START RECORDS FOR THE TASK

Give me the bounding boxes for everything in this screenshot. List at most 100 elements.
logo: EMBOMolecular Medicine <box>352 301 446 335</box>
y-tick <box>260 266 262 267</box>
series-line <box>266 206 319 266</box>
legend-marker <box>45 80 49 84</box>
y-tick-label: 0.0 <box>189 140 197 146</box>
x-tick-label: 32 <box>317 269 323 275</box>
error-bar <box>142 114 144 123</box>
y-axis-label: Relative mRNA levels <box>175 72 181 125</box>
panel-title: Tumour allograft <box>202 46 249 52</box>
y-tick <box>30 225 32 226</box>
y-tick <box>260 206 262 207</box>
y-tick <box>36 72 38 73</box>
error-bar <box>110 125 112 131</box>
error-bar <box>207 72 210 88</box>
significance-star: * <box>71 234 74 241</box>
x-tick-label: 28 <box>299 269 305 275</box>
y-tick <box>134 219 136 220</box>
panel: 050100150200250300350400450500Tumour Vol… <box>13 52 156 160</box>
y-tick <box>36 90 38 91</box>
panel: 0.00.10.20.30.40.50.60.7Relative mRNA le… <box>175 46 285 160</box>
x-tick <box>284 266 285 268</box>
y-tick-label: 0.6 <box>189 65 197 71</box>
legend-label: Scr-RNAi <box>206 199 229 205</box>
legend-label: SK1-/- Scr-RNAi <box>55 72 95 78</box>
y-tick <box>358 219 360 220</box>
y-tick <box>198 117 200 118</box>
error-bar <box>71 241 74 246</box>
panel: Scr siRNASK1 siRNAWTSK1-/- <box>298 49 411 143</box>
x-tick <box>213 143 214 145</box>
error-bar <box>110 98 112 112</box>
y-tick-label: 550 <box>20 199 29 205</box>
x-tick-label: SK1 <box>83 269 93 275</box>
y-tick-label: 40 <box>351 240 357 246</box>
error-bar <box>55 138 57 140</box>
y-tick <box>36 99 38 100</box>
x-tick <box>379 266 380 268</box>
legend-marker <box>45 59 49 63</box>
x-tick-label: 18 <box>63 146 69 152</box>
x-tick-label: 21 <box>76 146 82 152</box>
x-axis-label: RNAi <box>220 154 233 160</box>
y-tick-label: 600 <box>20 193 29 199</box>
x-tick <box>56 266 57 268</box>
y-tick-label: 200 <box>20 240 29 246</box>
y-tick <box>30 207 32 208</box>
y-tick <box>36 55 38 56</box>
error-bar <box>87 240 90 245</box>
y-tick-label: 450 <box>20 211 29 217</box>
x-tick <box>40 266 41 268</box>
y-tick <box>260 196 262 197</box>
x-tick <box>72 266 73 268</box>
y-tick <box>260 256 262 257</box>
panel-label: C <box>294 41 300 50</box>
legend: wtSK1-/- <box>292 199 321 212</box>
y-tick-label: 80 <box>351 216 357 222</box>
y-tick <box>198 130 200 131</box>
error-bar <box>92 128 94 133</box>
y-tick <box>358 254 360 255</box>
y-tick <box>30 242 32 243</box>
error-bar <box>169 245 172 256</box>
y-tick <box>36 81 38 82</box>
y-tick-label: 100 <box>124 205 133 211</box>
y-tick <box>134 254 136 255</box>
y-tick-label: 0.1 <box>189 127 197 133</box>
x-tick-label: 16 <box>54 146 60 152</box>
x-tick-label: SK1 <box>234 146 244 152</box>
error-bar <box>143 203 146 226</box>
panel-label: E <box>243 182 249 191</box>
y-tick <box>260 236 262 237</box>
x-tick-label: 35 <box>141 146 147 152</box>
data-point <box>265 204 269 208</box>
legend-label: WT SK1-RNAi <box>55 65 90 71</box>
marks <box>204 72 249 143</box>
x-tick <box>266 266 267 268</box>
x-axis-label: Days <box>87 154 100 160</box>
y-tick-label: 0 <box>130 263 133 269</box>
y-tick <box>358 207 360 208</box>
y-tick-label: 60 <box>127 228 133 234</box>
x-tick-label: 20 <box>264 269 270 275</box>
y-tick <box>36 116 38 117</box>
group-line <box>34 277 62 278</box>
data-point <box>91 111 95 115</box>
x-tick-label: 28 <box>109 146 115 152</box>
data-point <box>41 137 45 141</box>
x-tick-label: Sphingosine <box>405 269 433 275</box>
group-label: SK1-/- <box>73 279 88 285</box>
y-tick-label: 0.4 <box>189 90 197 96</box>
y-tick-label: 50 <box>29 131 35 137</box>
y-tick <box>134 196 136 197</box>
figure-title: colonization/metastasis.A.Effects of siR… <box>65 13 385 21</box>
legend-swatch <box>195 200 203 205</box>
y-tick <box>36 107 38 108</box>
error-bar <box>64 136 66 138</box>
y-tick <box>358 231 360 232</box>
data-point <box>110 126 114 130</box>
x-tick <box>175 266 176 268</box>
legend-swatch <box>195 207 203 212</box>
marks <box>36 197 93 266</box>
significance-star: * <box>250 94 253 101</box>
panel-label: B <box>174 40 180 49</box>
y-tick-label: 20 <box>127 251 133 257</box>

END RECORDS FOR THE TASK

Write out the complete listing above, exactly as it reads.

Give me the bounding boxes for everything in this screenshot. List at most 100 elements.
logo: EMBOMolecular Medicine <box>352 301 446 335</box>
y-tick <box>260 266 262 267</box>
series-line <box>266 206 319 266</box>
legend-marker <box>45 80 49 84</box>
y-tick-label: 0.0 <box>189 140 197 146</box>
x-tick-label: 32 <box>317 269 323 275</box>
error-bar <box>142 114 144 123</box>
y-axis-label: Relative mRNA levels <box>175 72 181 125</box>
panel-title: Tumour allograft <box>202 46 249 52</box>
y-tick <box>30 225 32 226</box>
y-tick <box>260 206 262 207</box>
y-tick <box>36 72 38 73</box>
error-bar <box>110 125 112 131</box>
error-bar <box>207 72 210 88</box>
significance-star: * <box>71 234 74 241</box>
x-tick-label: 28 <box>299 269 305 275</box>
y-tick <box>134 219 136 220</box>
panel: 050100150200250300350400450500Tumour Vol… <box>13 52 156 160</box>
y-tick <box>36 90 38 91</box>
panel: 0.00.10.20.30.40.50.60.7Relative mRNA le… <box>175 46 285 160</box>
x-tick <box>284 266 285 268</box>
y-tick-label: 0.6 <box>189 65 197 71</box>
legend-label: Scr-RNAi <box>206 199 229 205</box>
legend-label: SK1-/- Scr-RNAi <box>55 72 95 78</box>
y-tick <box>358 219 360 220</box>
y-tick <box>198 117 200 118</box>
error-bar <box>71 241 74 246</box>
panel: Scr siRNASK1 siRNAWTSK1-/- <box>298 49 411 143</box>
x-tick <box>213 143 214 145</box>
error-bar <box>110 98 112 112</box>
y-tick-label: 550 <box>20 199 29 205</box>
x-tick-label: SK1 <box>83 269 93 275</box>
y-tick-label: 40 <box>351 240 357 246</box>
error-bar <box>55 138 57 140</box>
y-tick <box>36 99 38 100</box>
x-tick <box>379 266 380 268</box>
legend-marker <box>45 59 49 63</box>
x-tick-label: 18 <box>63 146 69 152</box>
x-tick-label: 21 <box>76 146 82 152</box>
x-axis-label: RNAi <box>220 154 233 160</box>
y-tick-label: 600 <box>20 193 29 199</box>
x-tick <box>56 266 57 268</box>
y-tick-label: 200 <box>20 240 29 246</box>
y-tick <box>30 207 32 208</box>
y-tick <box>36 55 38 56</box>
error-bar <box>87 240 90 245</box>
y-tick-label: 450 <box>20 211 29 217</box>
x-tick <box>40 266 41 268</box>
y-tick <box>260 196 262 197</box>
x-tick <box>72 266 73 268</box>
y-tick <box>260 256 262 257</box>
panel-label: C <box>294 41 300 50</box>
legend: wtSK1-/- <box>292 199 321 212</box>
y-tick-label: 80 <box>351 216 357 222</box>
y-tick <box>198 130 200 131</box>
error-bar <box>92 128 94 133</box>
y-tick <box>358 254 360 255</box>
y-tick <box>30 242 32 243</box>
error-bar <box>169 245 172 256</box>
y-tick <box>36 81 38 82</box>
y-tick-label: 100 <box>124 205 133 211</box>
y-tick <box>134 254 136 255</box>
y-tick-label: 0.1 <box>189 127 197 133</box>
x-tick-label: 16 <box>54 146 60 152</box>
x-tick-label: SK1 <box>234 146 244 152</box>
error-bar <box>143 203 146 226</box>
panel-label: E <box>243 182 249 191</box>
y-tick <box>260 236 262 237</box>
x-tick-label: 35 <box>141 146 147 152</box>
data-point <box>265 204 269 208</box>
legend-label: WT SK1-RNAi <box>55 65 90 71</box>
marks <box>204 72 249 143</box>
x-tick <box>266 266 267 268</box>
x-axis-label: Days <box>87 154 100 160</box>
y-tick-label: 0 <box>130 263 133 269</box>
y-tick <box>358 207 360 208</box>
y-tick-label: 60 <box>127 228 133 234</box>
x-tick-label: 20 <box>264 269 270 275</box>
y-tick <box>36 116 38 117</box>
group-line <box>34 277 62 278</box>
data-point <box>91 111 95 115</box>
x-tick-label: 28 <box>109 146 115 152</box>
data-point <box>41 137 45 141</box>
x-tick-label: Sphingosine <box>405 269 433 275</box>
group-label: SK1-/- <box>73 279 88 285</box>
y-tick-label: 0.4 <box>189 90 197 96</box>
y-tick-label: 50 <box>29 131 35 137</box>
y-tick <box>134 196 136 197</box>
figure-title: colonization/metastasis.A.Effects of siR… <box>65 13 385 21</box>
legend-swatch <box>195 200 203 205</box>
y-tick <box>36 107 38 108</box>
error-bar <box>64 136 66 138</box>
y-tick <box>358 231 360 232</box>
data-point <box>110 126 114 130</box>
x-tick <box>175 266 176 268</box>
legend-swatch <box>195 207 203 212</box>
marks <box>36 197 93 266</box>
significance-star: * <box>250 94 253 101</box>
panel-label: B <box>174 40 180 49</box>
y-tick-label: 20 <box>127 251 133 257</box>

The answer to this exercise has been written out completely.